#### TASK TO COMPLETE:
Copy out only the lines running from the one that contains "What does this" through the end of the listing. Pictures stay out.

#### RECORDED DATA:
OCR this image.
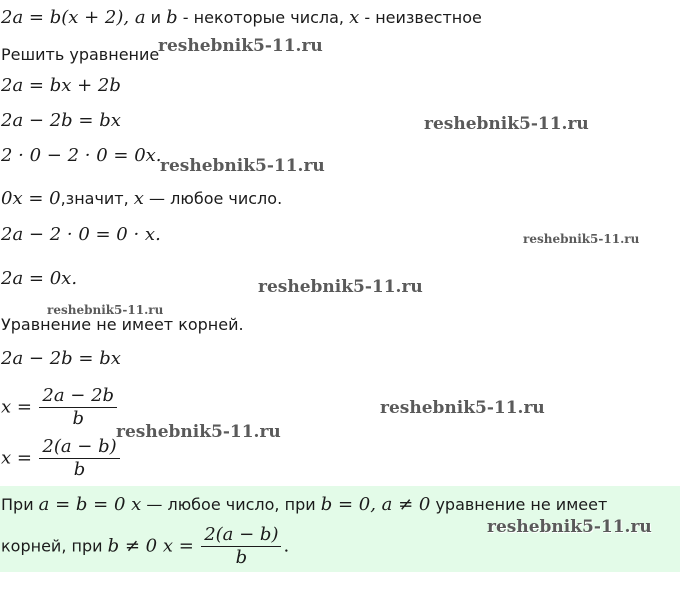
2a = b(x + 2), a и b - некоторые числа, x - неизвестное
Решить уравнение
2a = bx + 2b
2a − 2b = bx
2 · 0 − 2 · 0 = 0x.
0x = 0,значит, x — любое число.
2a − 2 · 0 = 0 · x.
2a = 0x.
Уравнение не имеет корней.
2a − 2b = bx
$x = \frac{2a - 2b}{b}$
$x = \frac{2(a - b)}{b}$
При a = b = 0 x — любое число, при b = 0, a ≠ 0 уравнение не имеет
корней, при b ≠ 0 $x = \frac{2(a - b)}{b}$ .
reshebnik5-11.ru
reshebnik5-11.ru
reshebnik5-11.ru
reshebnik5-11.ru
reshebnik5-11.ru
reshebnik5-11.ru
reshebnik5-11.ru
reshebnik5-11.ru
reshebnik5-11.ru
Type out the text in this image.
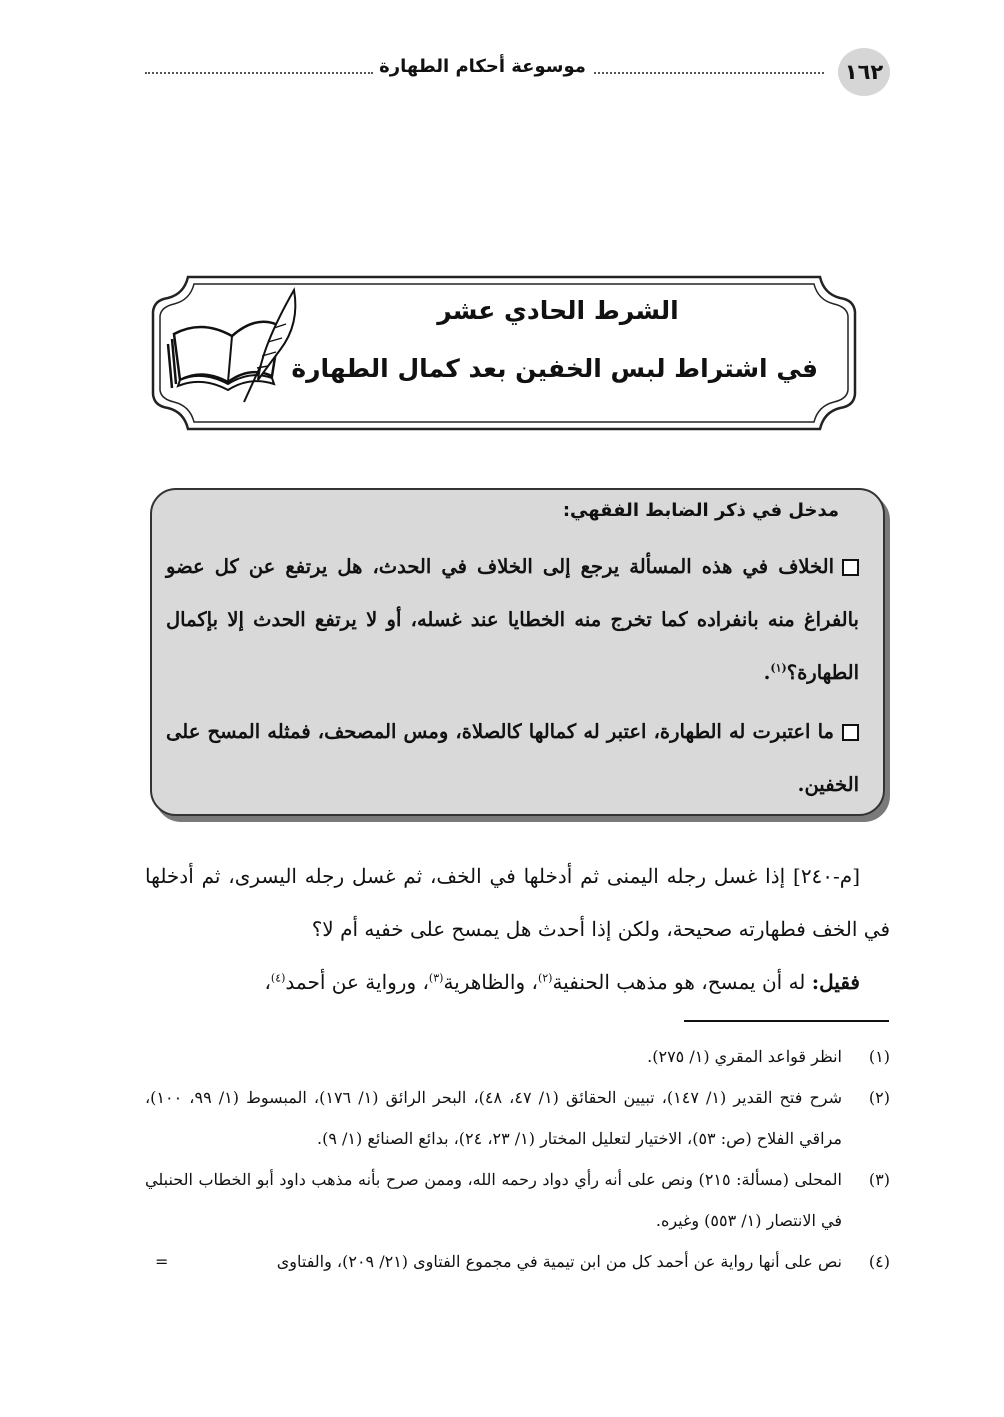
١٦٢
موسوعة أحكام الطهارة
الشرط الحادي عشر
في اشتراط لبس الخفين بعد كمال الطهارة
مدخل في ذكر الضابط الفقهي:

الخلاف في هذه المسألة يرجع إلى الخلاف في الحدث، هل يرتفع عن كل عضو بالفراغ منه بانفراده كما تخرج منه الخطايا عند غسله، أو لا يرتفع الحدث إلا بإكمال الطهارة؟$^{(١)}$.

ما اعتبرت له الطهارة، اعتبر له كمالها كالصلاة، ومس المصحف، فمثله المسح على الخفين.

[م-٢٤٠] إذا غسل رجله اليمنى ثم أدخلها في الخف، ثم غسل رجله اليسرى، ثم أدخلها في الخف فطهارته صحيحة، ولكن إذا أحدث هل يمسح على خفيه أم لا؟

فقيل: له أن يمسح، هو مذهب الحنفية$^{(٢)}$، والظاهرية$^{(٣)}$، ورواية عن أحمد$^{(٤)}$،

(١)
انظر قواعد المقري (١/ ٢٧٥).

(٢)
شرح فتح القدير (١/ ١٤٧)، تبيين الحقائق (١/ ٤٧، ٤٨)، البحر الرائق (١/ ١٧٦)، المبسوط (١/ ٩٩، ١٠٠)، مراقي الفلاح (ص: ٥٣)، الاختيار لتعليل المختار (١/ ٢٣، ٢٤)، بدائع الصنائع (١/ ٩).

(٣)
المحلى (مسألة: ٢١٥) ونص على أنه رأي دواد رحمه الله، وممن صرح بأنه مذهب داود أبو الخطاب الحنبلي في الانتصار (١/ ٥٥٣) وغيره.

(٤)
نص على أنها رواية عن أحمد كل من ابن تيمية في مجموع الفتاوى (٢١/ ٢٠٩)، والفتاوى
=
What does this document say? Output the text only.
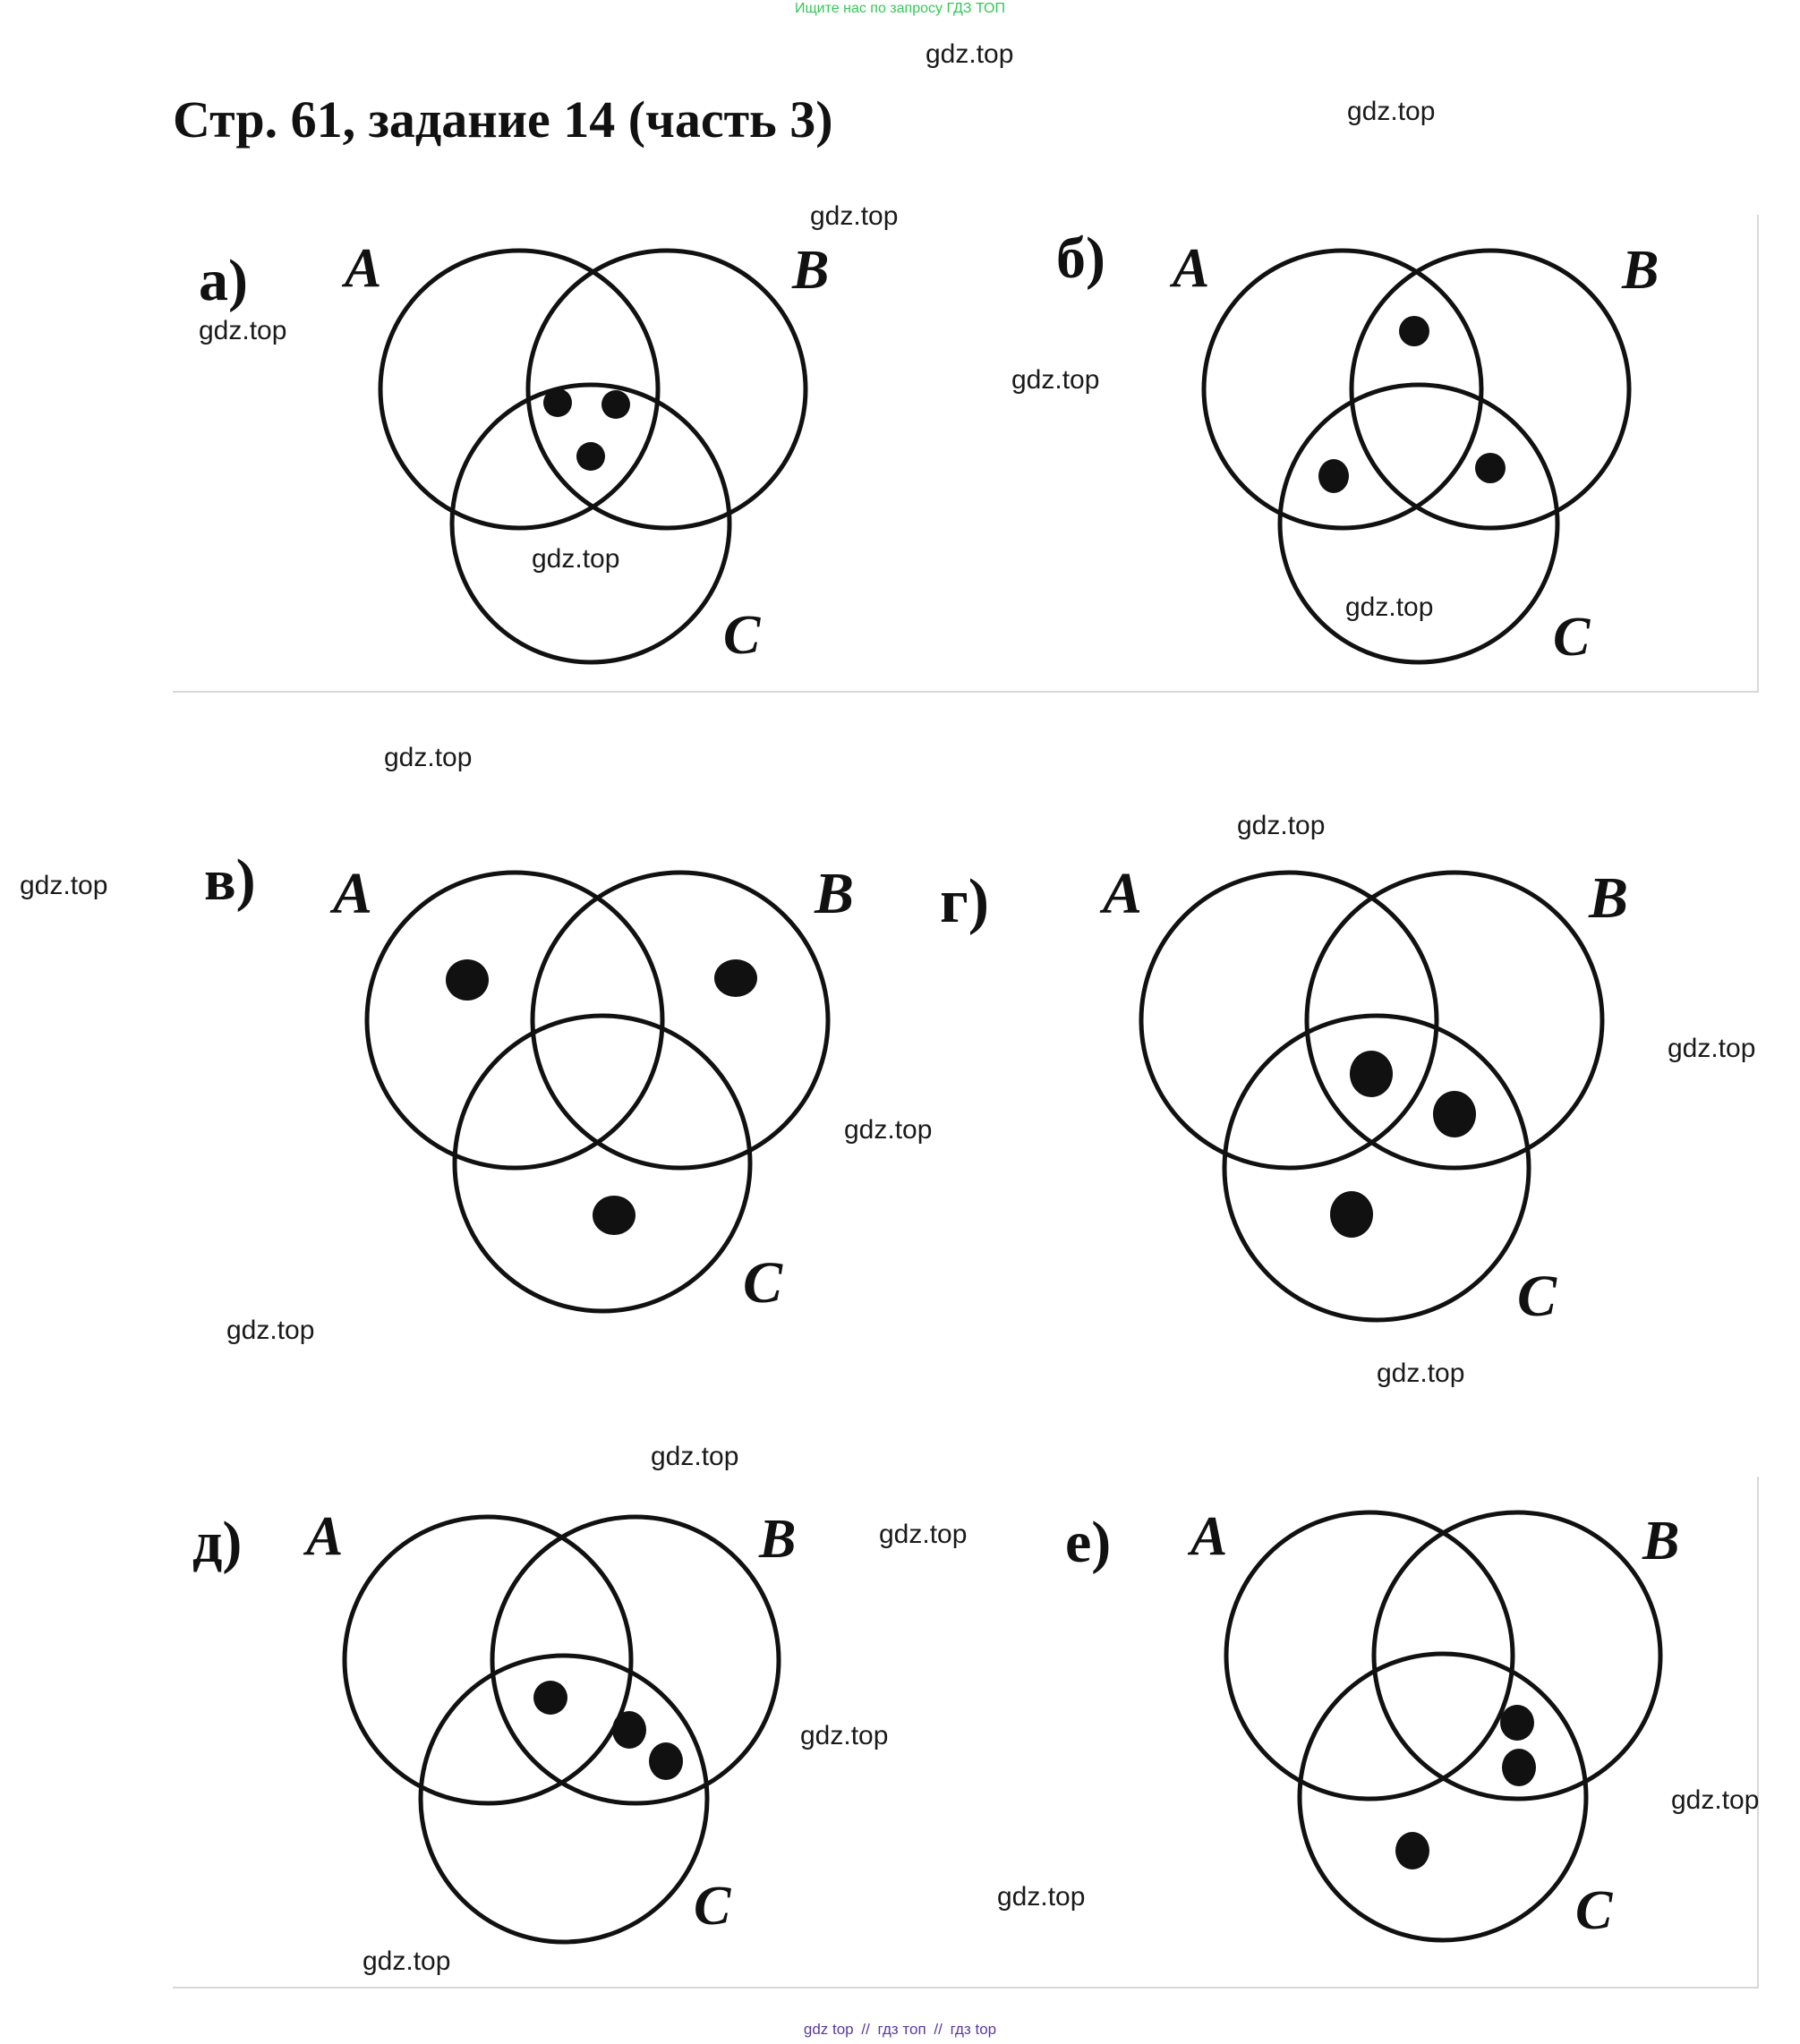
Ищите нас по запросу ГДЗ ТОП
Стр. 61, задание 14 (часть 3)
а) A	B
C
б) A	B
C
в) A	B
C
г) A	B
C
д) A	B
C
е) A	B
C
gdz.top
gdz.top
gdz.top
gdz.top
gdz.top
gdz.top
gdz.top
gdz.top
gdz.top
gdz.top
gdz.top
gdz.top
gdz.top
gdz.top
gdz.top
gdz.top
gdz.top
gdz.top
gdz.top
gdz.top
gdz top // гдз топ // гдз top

#### RESULT OF THE TASK:
What does this document say? Output the text only.
Ищите нас по запросу ГДЗ ТОП
Стр. 61, задание 14 (часть 3)
а) A	B
C
б) A	B
C
в) A	B
C
г) A	B
C
д) A	B
C
е) A	B
C
gdz.top
gdz.top
gdz.top
gdz.top
gdz.top
gdz.top
gdz.top
gdz.top
gdz.top
gdz.top
gdz.top
gdz.top
gdz.top
gdz.top
gdz.top
gdz.top
gdz.top
gdz.top
gdz.top
gdz.top
gdz top // гдз топ // гдз top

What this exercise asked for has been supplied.